■ **MATERIAL SHOWN**:
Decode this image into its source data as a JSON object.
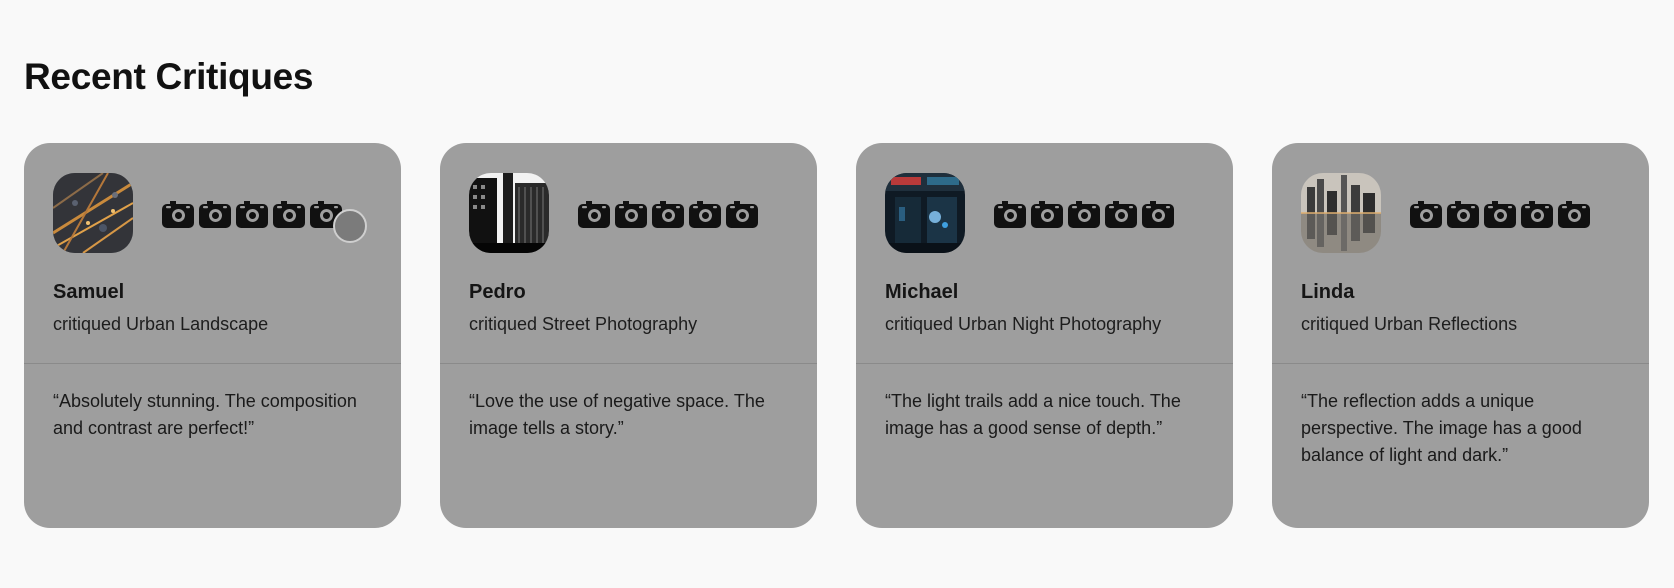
{
  "section": {
    "title": "Recent Critiques"
  },
  "colors": {
    "card_bg": "#9e9e9e",
    "page_bg": "#f9f9f9",
    "icon": "#111111"
  },
  "rating_icon": "camera-icon",
  "critiques": [
    {
      "name": "Samuel",
      "action": "critiqued Urban Landscape",
      "quote": "“Absolutely stunning. The composition and contrast are perfect!”",
      "rating": 5,
      "avatar": "aerial-city-night-thumbnail"
    },
    {
      "name": "Pedro",
      "action": "critiqued Street Photography",
      "quote": "“Love the use of negative space. The image tells a story.”",
      "rating": 5,
      "avatar": "black-white-buildings-thumbnail"
    },
    {
      "name": "Michael",
      "action": "critiqued Urban Night Photography",
      "quote": "“The light trails add a nice touch. The image has a good sense of depth.”",
      "rating": 5,
      "avatar": "neon-window-thumbnail"
    },
    {
      "name": "Linda",
      "action": "critiqued Urban Reflections",
      "quote": "“The reflection adds a unique perspective. The image has a good balance of light and dark.”",
      "rating": 5,
      "avatar": "skyline-reflection-thumbnail"
    }
  ]
}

■ **PROBLEM TO SOLVE**: Pick out each line in the material containing "light".

■ **SOLUTION TO THIS EXERCISE**:
      "quote": "“The light trails add a nice touch. The image has a good sense of depth.”",
      "quote": "“The reflection adds a unique perspective. The image has a good balance of light and dark.”",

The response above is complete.